_Excerpted records_:
━━━━━━━━━━

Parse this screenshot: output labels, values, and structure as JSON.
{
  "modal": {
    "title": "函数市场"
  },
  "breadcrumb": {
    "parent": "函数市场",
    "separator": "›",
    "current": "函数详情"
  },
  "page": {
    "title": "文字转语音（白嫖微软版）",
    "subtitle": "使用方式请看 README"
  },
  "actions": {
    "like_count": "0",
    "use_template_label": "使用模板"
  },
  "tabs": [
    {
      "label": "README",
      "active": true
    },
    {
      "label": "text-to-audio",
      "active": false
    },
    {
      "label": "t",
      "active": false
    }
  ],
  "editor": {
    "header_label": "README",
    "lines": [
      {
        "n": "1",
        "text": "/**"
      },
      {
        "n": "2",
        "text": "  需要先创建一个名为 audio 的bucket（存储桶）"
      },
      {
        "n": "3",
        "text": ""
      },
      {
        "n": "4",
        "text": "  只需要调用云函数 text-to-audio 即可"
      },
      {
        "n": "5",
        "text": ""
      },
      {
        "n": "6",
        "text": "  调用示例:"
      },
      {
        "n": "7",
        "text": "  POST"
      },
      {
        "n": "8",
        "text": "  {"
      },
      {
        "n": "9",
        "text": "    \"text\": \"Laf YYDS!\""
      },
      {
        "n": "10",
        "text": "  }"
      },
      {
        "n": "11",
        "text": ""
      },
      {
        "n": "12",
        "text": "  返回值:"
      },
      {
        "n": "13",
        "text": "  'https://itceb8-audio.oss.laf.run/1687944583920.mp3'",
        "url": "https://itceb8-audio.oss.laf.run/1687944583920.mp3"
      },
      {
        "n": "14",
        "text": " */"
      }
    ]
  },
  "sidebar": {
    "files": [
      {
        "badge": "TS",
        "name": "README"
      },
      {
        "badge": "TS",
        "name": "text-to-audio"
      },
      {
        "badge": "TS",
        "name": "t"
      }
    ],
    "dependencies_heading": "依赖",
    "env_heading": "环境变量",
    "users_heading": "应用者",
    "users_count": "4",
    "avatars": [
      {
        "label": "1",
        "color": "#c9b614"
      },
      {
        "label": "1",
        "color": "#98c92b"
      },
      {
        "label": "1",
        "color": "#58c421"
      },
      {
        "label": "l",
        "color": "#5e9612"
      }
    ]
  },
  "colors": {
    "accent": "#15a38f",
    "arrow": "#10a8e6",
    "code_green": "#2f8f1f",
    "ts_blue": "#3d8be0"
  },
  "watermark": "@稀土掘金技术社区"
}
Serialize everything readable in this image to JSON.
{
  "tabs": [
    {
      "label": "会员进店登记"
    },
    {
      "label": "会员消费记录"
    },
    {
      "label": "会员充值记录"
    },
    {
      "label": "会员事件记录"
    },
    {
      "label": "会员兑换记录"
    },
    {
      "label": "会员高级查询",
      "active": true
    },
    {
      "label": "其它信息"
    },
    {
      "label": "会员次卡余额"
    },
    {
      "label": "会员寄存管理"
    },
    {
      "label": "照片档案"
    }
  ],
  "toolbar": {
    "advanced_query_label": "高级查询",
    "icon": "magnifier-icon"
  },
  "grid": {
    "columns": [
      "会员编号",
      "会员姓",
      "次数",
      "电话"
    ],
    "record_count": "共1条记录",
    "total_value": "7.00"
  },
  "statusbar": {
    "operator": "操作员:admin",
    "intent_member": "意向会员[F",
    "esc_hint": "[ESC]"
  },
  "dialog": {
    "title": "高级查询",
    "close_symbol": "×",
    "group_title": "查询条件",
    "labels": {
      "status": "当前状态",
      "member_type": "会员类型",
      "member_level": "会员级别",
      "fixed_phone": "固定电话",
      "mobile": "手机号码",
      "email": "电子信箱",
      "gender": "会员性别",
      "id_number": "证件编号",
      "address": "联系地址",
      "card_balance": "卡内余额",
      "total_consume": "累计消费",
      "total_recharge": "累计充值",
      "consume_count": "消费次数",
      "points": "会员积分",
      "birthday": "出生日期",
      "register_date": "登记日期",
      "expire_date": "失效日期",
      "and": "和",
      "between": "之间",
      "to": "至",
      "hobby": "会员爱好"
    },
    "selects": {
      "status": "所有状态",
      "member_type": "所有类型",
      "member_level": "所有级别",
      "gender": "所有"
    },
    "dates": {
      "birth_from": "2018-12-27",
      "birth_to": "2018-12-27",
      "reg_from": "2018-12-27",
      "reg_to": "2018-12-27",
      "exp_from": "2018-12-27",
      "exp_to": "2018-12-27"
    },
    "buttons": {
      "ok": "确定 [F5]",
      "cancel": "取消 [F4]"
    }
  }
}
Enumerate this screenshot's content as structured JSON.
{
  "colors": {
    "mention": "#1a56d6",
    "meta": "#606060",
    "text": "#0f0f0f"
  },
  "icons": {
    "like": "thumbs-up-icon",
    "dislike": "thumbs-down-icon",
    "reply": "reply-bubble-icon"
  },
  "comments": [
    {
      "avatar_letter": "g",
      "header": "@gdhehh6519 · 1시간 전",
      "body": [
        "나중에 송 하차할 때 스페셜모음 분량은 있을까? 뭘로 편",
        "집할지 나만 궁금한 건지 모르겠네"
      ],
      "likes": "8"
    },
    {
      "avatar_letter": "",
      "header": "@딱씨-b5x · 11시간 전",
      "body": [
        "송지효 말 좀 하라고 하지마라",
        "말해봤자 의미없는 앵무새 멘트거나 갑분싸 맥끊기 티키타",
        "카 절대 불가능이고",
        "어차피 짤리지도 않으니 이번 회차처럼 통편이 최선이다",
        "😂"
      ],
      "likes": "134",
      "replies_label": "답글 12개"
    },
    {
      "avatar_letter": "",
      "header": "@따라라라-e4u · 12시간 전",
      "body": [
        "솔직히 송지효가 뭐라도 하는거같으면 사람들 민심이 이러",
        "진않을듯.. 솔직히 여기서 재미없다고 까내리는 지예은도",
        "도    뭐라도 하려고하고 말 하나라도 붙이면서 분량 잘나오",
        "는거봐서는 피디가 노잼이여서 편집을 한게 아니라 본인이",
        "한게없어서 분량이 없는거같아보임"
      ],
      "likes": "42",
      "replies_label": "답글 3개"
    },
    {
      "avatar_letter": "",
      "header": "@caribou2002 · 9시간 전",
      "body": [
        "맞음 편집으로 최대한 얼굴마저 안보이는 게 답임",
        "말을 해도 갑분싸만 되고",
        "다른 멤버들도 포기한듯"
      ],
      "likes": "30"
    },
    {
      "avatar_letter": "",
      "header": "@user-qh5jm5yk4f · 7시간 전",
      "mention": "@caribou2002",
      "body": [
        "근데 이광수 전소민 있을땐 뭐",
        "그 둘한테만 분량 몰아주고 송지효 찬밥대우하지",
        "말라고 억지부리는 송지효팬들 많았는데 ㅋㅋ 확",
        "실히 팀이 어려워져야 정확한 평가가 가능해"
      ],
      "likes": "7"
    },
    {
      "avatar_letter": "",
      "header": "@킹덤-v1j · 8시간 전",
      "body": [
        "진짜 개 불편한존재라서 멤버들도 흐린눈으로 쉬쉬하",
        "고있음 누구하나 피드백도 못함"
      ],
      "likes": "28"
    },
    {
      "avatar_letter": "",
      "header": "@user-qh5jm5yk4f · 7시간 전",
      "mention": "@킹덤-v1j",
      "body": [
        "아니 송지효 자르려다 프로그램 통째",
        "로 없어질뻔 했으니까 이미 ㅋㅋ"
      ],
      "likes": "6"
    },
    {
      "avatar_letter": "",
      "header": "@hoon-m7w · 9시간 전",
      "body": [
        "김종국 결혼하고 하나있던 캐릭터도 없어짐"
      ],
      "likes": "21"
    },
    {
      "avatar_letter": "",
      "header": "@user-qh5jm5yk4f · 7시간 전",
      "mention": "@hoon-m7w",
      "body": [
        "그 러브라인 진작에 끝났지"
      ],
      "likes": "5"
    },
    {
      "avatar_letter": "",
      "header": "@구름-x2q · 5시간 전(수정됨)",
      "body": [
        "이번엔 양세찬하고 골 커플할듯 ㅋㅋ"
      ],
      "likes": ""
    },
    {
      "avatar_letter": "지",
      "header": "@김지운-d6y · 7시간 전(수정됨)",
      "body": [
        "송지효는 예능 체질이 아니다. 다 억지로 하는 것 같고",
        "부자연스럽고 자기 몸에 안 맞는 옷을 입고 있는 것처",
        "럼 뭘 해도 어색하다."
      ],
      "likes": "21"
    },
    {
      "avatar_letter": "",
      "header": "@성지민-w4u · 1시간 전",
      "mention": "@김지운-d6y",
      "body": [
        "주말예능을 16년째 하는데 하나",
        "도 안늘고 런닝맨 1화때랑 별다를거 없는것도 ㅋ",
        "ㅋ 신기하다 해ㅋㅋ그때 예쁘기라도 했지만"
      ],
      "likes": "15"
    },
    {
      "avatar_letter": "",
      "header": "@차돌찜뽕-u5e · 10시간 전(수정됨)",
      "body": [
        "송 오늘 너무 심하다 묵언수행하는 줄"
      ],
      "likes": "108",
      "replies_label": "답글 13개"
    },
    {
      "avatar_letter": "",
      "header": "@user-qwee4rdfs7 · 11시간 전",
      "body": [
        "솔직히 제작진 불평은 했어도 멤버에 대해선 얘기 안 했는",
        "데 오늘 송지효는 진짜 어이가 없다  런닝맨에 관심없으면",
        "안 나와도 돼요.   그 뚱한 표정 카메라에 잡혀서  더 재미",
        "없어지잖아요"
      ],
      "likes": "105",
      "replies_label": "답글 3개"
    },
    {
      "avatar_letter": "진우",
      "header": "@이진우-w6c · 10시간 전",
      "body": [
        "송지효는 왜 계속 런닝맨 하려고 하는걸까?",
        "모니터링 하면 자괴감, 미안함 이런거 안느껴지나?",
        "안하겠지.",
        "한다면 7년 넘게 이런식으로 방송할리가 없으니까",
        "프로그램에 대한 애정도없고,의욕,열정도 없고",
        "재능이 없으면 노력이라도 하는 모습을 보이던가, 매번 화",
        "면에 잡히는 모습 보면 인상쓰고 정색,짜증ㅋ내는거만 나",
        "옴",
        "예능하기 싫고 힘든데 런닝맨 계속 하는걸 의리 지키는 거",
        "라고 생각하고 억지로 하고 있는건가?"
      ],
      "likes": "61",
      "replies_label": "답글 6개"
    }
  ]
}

━━━━━━━━━━

_Task statement_: Copy each line above that contains the string "labels".

_Answer for the task_:
Parse this screenshot: output labels, values, and structure as JSON.
    "labels": {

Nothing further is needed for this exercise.